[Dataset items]
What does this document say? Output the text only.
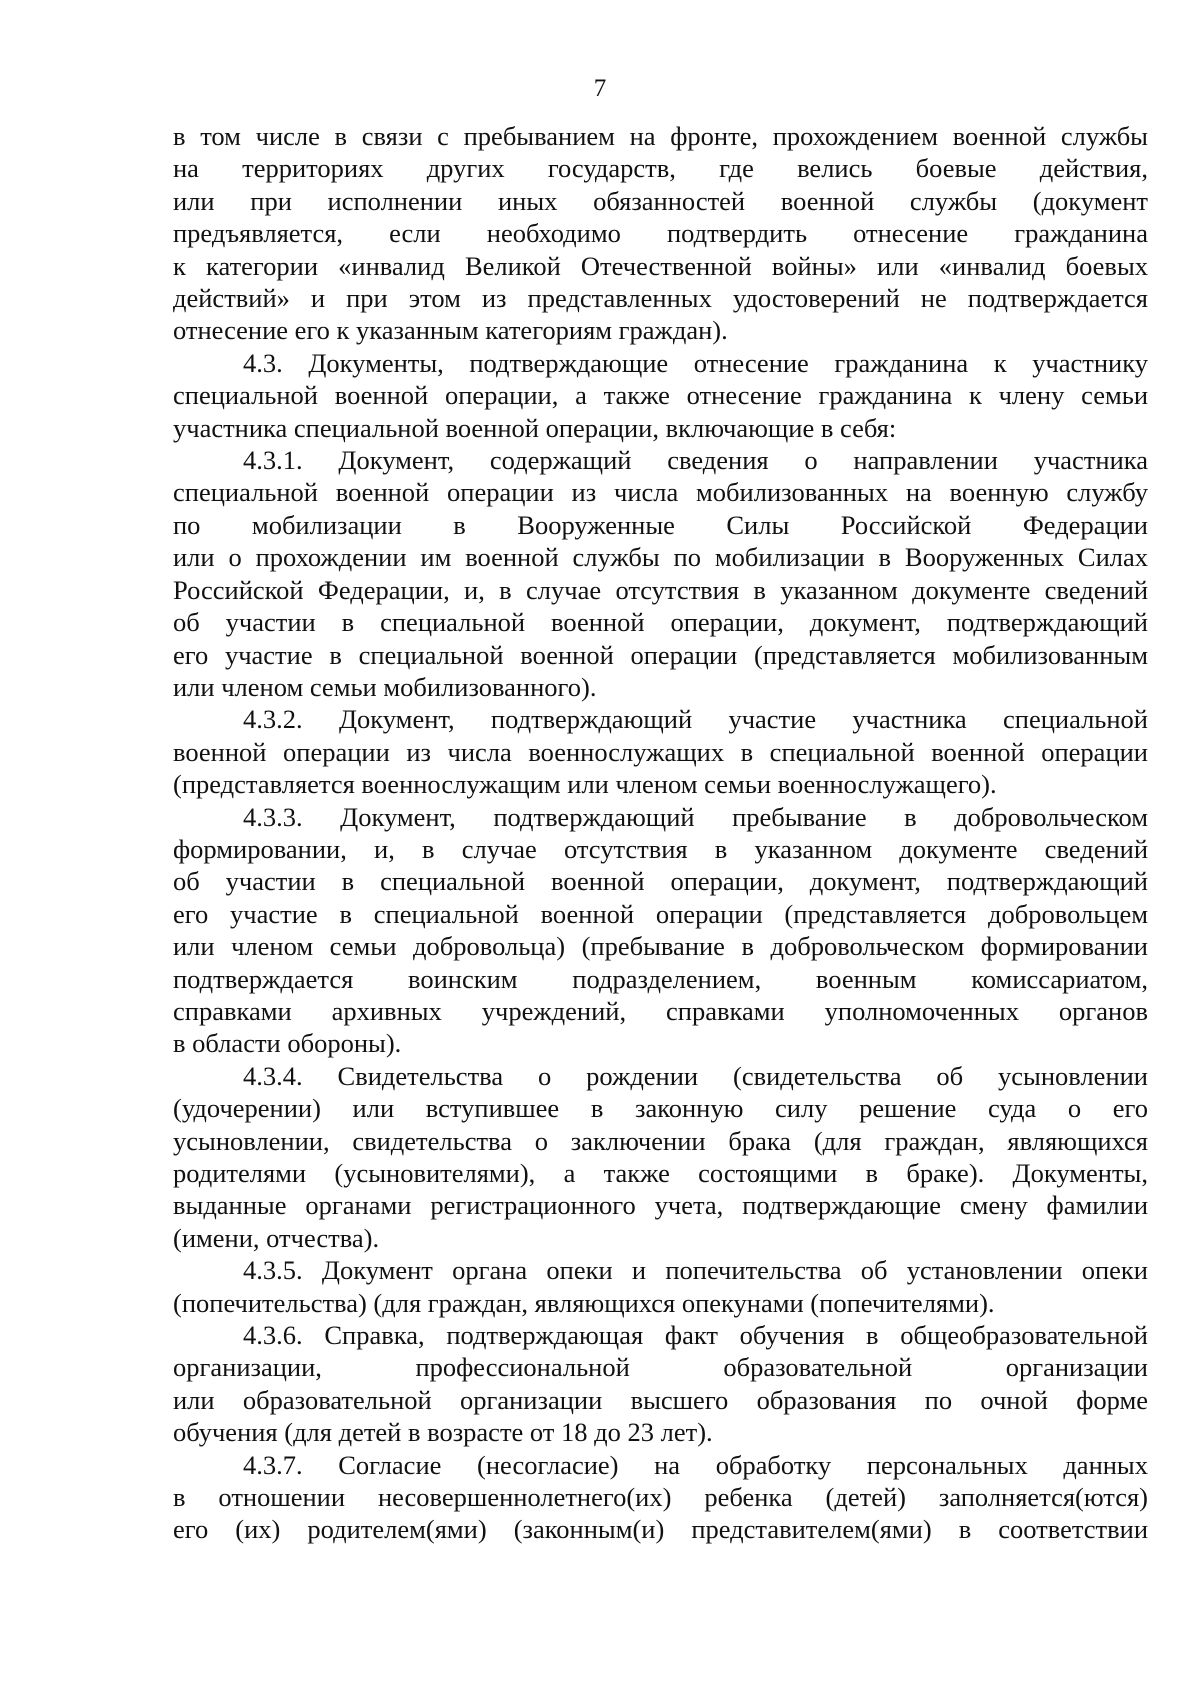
7

в том числе в связи с пребыванием на фронте, прохождением военной службы
на территориях других государств, где велись боевые действия,
или при исполнении иных обязанностей военной службы (документ
предъявляется, если необходимо подтвердить отнесение гражданина
к категории «инвалид Великой Отечественной войны» или «инвалид боевых
действий» и при этом из представленных удостоверений не подтверждается
отнесение его к указанным категориям граждан).

4.3. Документы, подтверждающие отнесение гражданина к участнику
специальной военной операции, а также отнесение гражданина к члену семьи
участника специальной военной операции, включающие в себя:

4.3.1. Документ, содержащий сведения о направлении участника
специальной военной операции из числа мобилизованных на военную службу
по мобилизации в Вооруженные Силы Российской Федерации
или о прохождении им военной службы по мобилизации в Вооруженных Силах
Российской Федерации, и, в случае отсутствия в указанном документе сведений
об участии в специальной военной операции, документ, подтверждающий
его участие в специальной военной операции (представляется мобилизованным
или членом семьи мобилизованного).

4.3.2. Документ, подтверждающий участие участника специальной
военной операции из числа военнослужащих в специальной военной операции
(представляется военнослужащим или членом семьи военнослужащего).

4.3.3. Документ, подтверждающий пребывание в добровольческом
формировании, и, в случае отсутствия в указанном документе сведений
об участии в специальной военной операции, документ, подтверждающий
его участие в специальной военной операции (представляется добровольцем
или членом семьи добровольца) (пребывание в добровольческом формировании
подтверждается воинским подразделением, военным комиссариатом,
справками архивных учреждений, справками уполномоченных органов
в области обороны).

4.3.4. Свидетельства о рождении (свидетельства об усыновлении
(удочерении) или вступившее в законную силу решение суда о его
усыновлении, свидетельства о заключении брака (для граждан, являющихся
родителями (усыновителями), а также состоящими в браке). Документы,
выданные органами регистрационного учета, подтверждающие смену фамилии
(имени, отчества).

4.3.5. Документ органа опеки и попечительства об установлении опеки
(попечительства) (для граждан, являющихся опекунами (попечителями).

4.3.6. Справка, подтверждающая факт обучения в общеобразовательной
организации, профессиональной образовательной организации
или образовательной организации высшего образования по очной форме
обучения (для детей в возрасте от 18 до 23 лет).

4.3.7. Согласие (несогласие) на обработку персональных данных
в отношении несовершеннолетнего(их) ребенка (детей) заполняется(ются)
его (их) родителем(ями) (законным(и) представителем(ями) в соответствии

DIRECTIONS –
Print all entries exactly. The images do not belong in the copy.

SOLUTION FOR THIS PROBLEM –
What does this document say? Output the text only.
7

в том числе в связи с пребыванием на фронте, прохождением военной службы
на территориях других государств, где велись боевые действия,
или при исполнении иных обязанностей военной службы (документ
предъявляется, если необходимо подтвердить отнесение гражданина
к категории «инвалид Великой Отечественной войны» или «инвалид боевых
действий» и при этом из представленных удостоверений не подтверждается
отнесение его к указанным категориям граждан).

4.3. Документы, подтверждающие отнесение гражданина к участнику
специальной военной операции, а также отнесение гражданина к члену семьи
участника специальной военной операции, включающие в себя:

4.3.1. Документ, содержащий сведения о направлении участника
специальной военной операции из числа мобилизованных на военную службу
по мобилизации в Вооруженные Силы Российской Федерации
или о прохождении им военной службы по мобилизации в Вооруженных Силах
Российской Федерации, и, в случае отсутствия в указанном документе сведений
об участии в специальной военной операции, документ, подтверждающий
его участие в специальной военной операции (представляется мобилизованным
или членом семьи мобилизованного).

4.3.2. Документ, подтверждающий участие участника специальной
военной операции из числа военнослужащих в специальной военной операции
(представляется военнослужащим или членом семьи военнослужащего).

4.3.3. Документ, подтверждающий пребывание в добровольческом
формировании, и, в случае отсутствия в указанном документе сведений
об участии в специальной военной операции, документ, подтверждающий
его участие в специальной военной операции (представляется добровольцем
или членом семьи добровольца) (пребывание в добровольческом формировании
подтверждается воинским подразделением, военным комиссариатом,
справками архивных учреждений, справками уполномоченных органов
в области обороны).

4.3.4. Свидетельства о рождении (свидетельства об усыновлении
(удочерении) или вступившее в законную силу решение суда о его
усыновлении, свидетельства о заключении брака (для граждан, являющихся
родителями (усыновителями), а также состоящими в браке). Документы,
выданные органами регистрационного учета, подтверждающие смену фамилии
(имени, отчества).

4.3.5. Документ органа опеки и попечительства об установлении опеки
(попечительства) (для граждан, являющихся опекунами (попечителями).

4.3.6. Справка, подтверждающая факт обучения в общеобразовательной
организации, профессиональной образовательной организации
или образовательной организации высшего образования по очной форме
обучения (для детей в возрасте от 18 до 23 лет).

4.3.7. Согласие (несогласие) на обработку персональных данных
в отношении несовершеннолетнего(их) ребенка (детей) заполняется(ются)
его (их) родителем(ями) (законным(и) представителем(ями) в соответствии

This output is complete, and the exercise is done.